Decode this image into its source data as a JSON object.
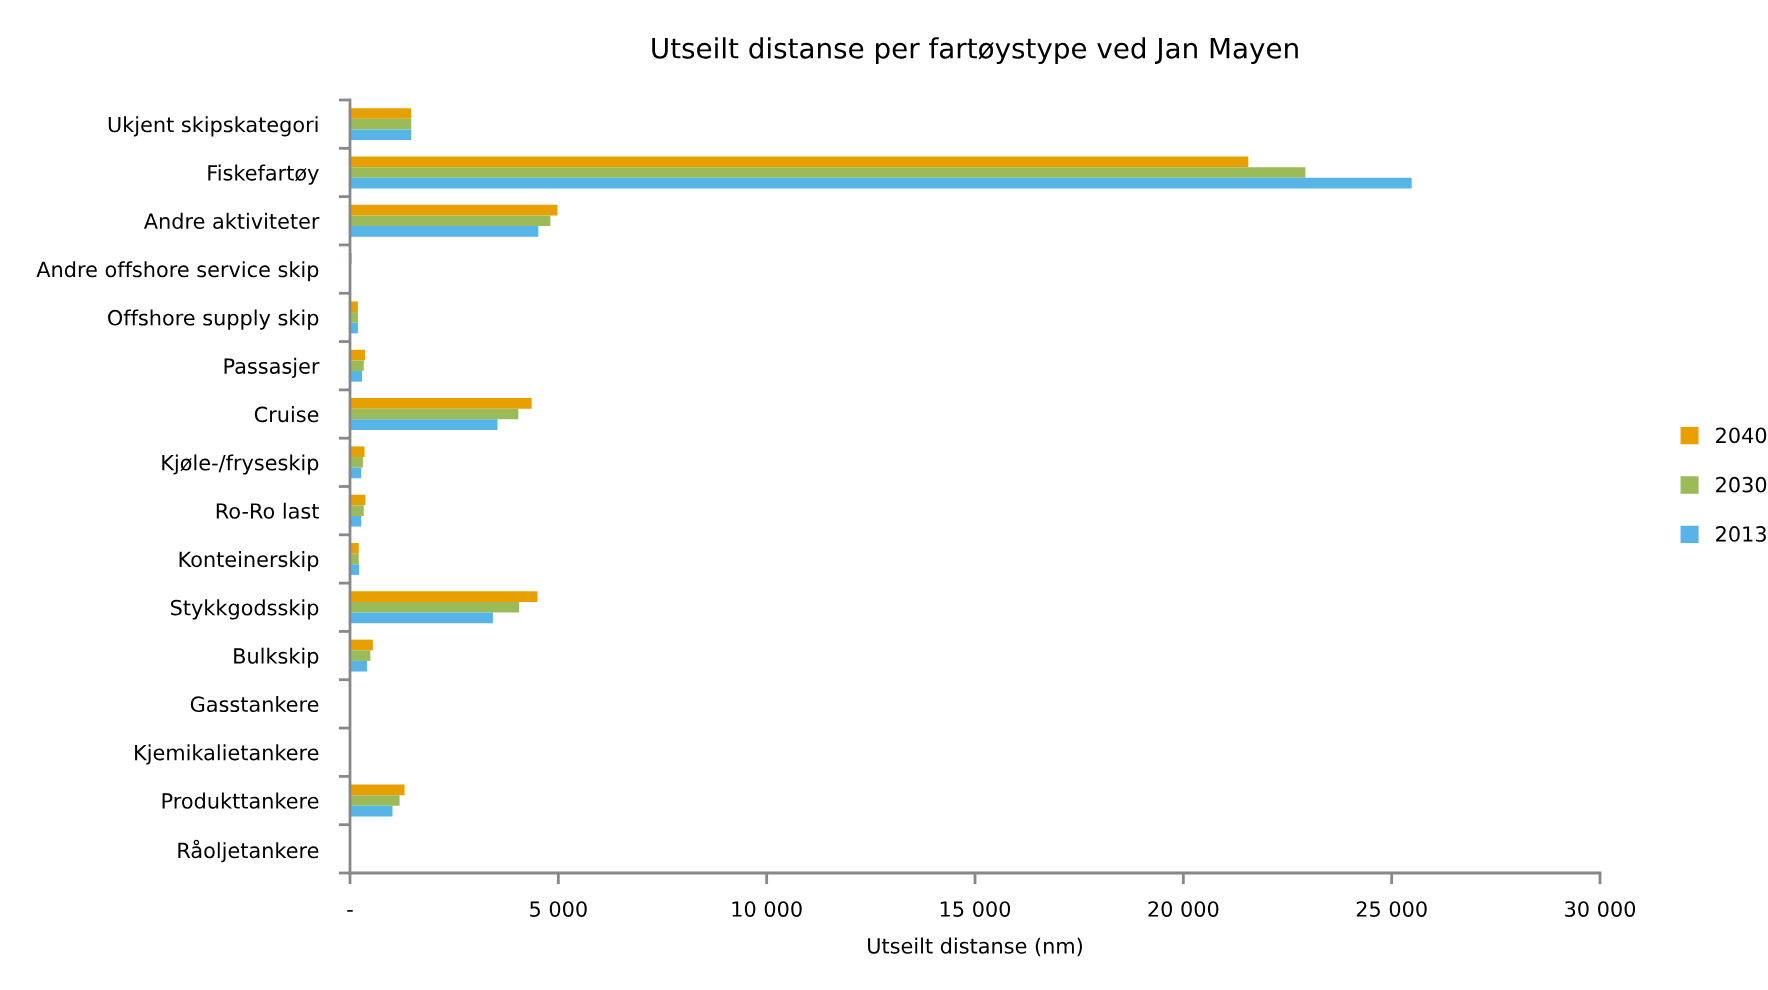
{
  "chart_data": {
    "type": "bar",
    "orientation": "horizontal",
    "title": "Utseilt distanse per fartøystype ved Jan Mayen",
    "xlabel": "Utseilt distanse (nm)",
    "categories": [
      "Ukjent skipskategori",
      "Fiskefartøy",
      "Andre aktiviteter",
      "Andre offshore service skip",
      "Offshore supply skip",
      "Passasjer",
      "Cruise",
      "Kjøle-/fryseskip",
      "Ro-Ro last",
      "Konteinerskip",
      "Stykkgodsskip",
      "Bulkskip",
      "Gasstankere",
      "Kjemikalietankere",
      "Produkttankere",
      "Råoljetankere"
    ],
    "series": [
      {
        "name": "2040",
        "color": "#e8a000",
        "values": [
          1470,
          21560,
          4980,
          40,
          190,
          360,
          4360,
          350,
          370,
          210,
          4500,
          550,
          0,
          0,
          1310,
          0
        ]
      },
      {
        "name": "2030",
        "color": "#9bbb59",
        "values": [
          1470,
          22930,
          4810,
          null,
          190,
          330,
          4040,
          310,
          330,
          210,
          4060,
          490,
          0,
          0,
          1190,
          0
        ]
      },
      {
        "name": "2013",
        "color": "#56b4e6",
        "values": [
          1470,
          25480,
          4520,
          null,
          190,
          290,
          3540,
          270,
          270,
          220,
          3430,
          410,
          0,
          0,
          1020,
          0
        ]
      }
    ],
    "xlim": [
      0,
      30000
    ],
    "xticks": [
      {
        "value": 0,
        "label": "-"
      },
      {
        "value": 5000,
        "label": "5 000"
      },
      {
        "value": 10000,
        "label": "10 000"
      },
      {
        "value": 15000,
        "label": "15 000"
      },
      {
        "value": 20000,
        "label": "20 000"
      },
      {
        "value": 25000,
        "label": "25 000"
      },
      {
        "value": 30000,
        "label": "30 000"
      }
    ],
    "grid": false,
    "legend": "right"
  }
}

────────────────────

All of the data needs repeating exactly, but the pictures do not.

## Finished exercise
Decode this image into its source data as a JSON object.
{
  "chart_data": {
    "type": "bar",
    "orientation": "horizontal",
    "title": "Utseilt distanse per fartøystype ved Jan Mayen",
    "xlabel": "Utseilt distanse (nm)",
    "categories": [
      "Ukjent skipskategori",
      "Fiskefartøy",
      "Andre aktiviteter",
      "Andre offshore service skip",
      "Offshore supply skip",
      "Passasjer",
      "Cruise",
      "Kjøle-/fryseskip",
      "Ro-Ro last",
      "Konteinerskip",
      "Stykkgodsskip",
      "Bulkskip",
      "Gasstankere",
      "Kjemikalietankere",
      "Produkttankere",
      "Råoljetankere"
    ],
    "series": [
      {
        "name": "2040",
        "color": "#e8a000",
        "values": [
          1470,
          21560,
          4980,
          40,
          190,
          360,
          4360,
          350,
          370,
          210,
          4500,
          550,
          0,
          0,
          1310,
          0
        ]
      },
      {
        "name": "2030",
        "color": "#9bbb59",
        "values": [
          1470,
          22930,
          4810,
          null,
          190,
          330,
          4040,
          310,
          330,
          210,
          4060,
          490,
          0,
          0,
          1190,
          0
        ]
      },
      {
        "name": "2013",
        "color": "#56b4e6",
        "values": [
          1470,
          25480,
          4520,
          null,
          190,
          290,
          3540,
          270,
          270,
          220,
          3430,
          410,
          0,
          0,
          1020,
          0
        ]
      }
    ],
    "xlim": [
      0,
      30000
    ],
    "xticks": [
      {
        "value": 0,
        "label": "-"
      },
      {
        "value": 5000,
        "label": "5 000"
      },
      {
        "value": 10000,
        "label": "10 000"
      },
      {
        "value": 15000,
        "label": "15 000"
      },
      {
        "value": 20000,
        "label": "20 000"
      },
      {
        "value": 25000,
        "label": "25 000"
      },
      {
        "value": 30000,
        "label": "30 000"
      }
    ],
    "grid": false,
    "legend": "right"
  }
}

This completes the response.